Stated problem >> Do not include the pictures; repeat the rest of the data exactly.

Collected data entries

○ ○ ○ ○ ○

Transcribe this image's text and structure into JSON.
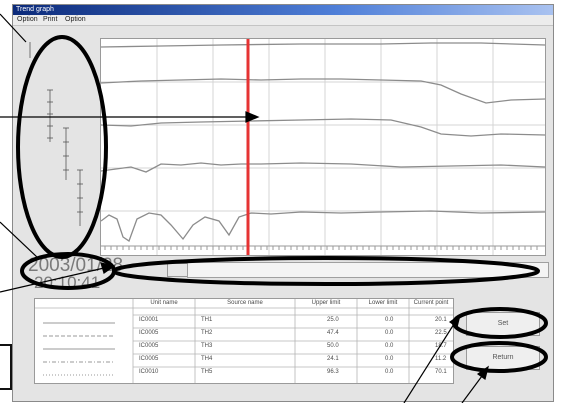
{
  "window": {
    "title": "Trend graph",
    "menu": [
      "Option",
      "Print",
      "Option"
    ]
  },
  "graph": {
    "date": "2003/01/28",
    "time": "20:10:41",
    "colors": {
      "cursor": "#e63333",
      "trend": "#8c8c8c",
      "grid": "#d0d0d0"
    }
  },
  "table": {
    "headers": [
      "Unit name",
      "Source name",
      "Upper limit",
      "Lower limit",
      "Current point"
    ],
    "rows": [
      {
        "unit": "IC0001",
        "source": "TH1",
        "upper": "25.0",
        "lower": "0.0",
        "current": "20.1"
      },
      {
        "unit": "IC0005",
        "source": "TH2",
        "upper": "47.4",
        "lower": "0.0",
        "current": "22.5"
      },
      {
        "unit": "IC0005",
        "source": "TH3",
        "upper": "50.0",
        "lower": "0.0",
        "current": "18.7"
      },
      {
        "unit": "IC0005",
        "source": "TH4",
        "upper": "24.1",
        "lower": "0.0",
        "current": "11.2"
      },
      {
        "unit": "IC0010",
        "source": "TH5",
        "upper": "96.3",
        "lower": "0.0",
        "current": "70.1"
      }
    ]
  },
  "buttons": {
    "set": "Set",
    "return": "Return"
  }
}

○ ○ ○ ○ ○

Output for this exercise >>
Transcribe this image's text and structure into JSON.
{
  "window": {
    "title": "Trend graph",
    "menu": [
      "Option",
      "Print",
      "Option"
    ]
  },
  "graph": {
    "date": "2003/01/28",
    "time": "20:10:41",
    "colors": {
      "cursor": "#e63333",
      "trend": "#8c8c8c",
      "grid": "#d0d0d0"
    }
  },
  "table": {
    "headers": [
      "Unit name",
      "Source name",
      "Upper limit",
      "Lower limit",
      "Current point"
    ],
    "rows": [
      {
        "unit": "IC0001",
        "source": "TH1",
        "upper": "25.0",
        "lower": "0.0",
        "current": "20.1"
      },
      {
        "unit": "IC0005",
        "source": "TH2",
        "upper": "47.4",
        "lower": "0.0",
        "current": "22.5"
      },
      {
        "unit": "IC0005",
        "source": "TH3",
        "upper": "50.0",
        "lower": "0.0",
        "current": "18.7"
      },
      {
        "unit": "IC0005",
        "source": "TH4",
        "upper": "24.1",
        "lower": "0.0",
        "current": "11.2"
      },
      {
        "unit": "IC0010",
        "source": "TH5",
        "upper": "96.3",
        "lower": "0.0",
        "current": "70.1"
      }
    ]
  },
  "buttons": {
    "set": "Set",
    "return": "Return"
  }
}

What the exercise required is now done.